----- PROVIDED INFORMATION

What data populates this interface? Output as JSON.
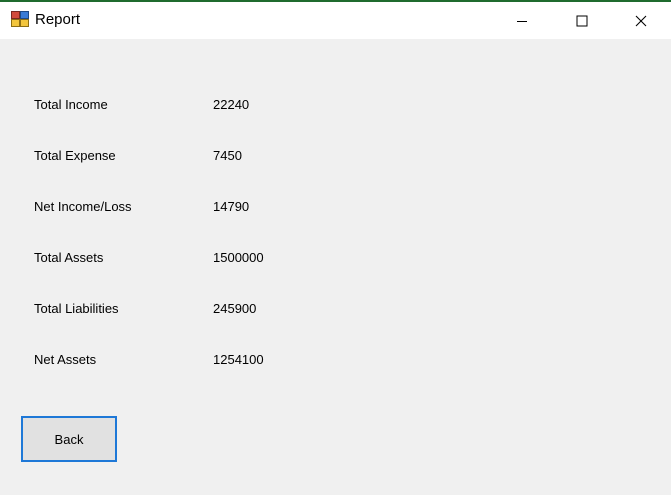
{
  "window": {
    "title": "Report",
    "icon": "report-app-icon",
    "controls": {
      "minimize": "minimize-icon",
      "maximize": "maximize-icon",
      "close": "close-icon"
    }
  },
  "report": {
    "rows": [
      {
        "label": "Total Income",
        "value": "22240"
      },
      {
        "label": "Total Expense",
        "value": "7450"
      },
      {
        "label": "Net Income/Loss",
        "value": "14790"
      },
      {
        "label": "Total Assets",
        "value": "1500000"
      },
      {
        "label": "Total Liabilities",
        "value": "245900"
      },
      {
        "label": "Net Assets",
        "value": "1254100"
      }
    ]
  },
  "actions": {
    "back_label": "Back"
  },
  "colors": {
    "background": "#f0f0f0",
    "title_bar": "#ffffff",
    "focus_border": "#1e78d7",
    "button_face": "#e1e1e1"
  }
}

----------

**SET EXERCISE**: The entries above are to be returned exactly, without their pictures.

**OUTPUT BELOW**:
What data populates this interface? Output as JSON.
{
  "window": {
    "title": "Report",
    "icon": "report-app-icon",
    "controls": {
      "minimize": "minimize-icon",
      "maximize": "maximize-icon",
      "close": "close-icon"
    }
  },
  "report": {
    "rows": [
      {
        "label": "Total Income",
        "value": "22240"
      },
      {
        "label": "Total Expense",
        "value": "7450"
      },
      {
        "label": "Net Income/Loss",
        "value": "14790"
      },
      {
        "label": "Total Assets",
        "value": "1500000"
      },
      {
        "label": "Total Liabilities",
        "value": "245900"
      },
      {
        "label": "Net Assets",
        "value": "1254100"
      }
    ]
  },
  "actions": {
    "back_label": "Back"
  },
  "colors": {
    "background": "#f0f0f0",
    "title_bar": "#ffffff",
    "focus_border": "#1e78d7",
    "button_face": "#e1e1e1"
  }
}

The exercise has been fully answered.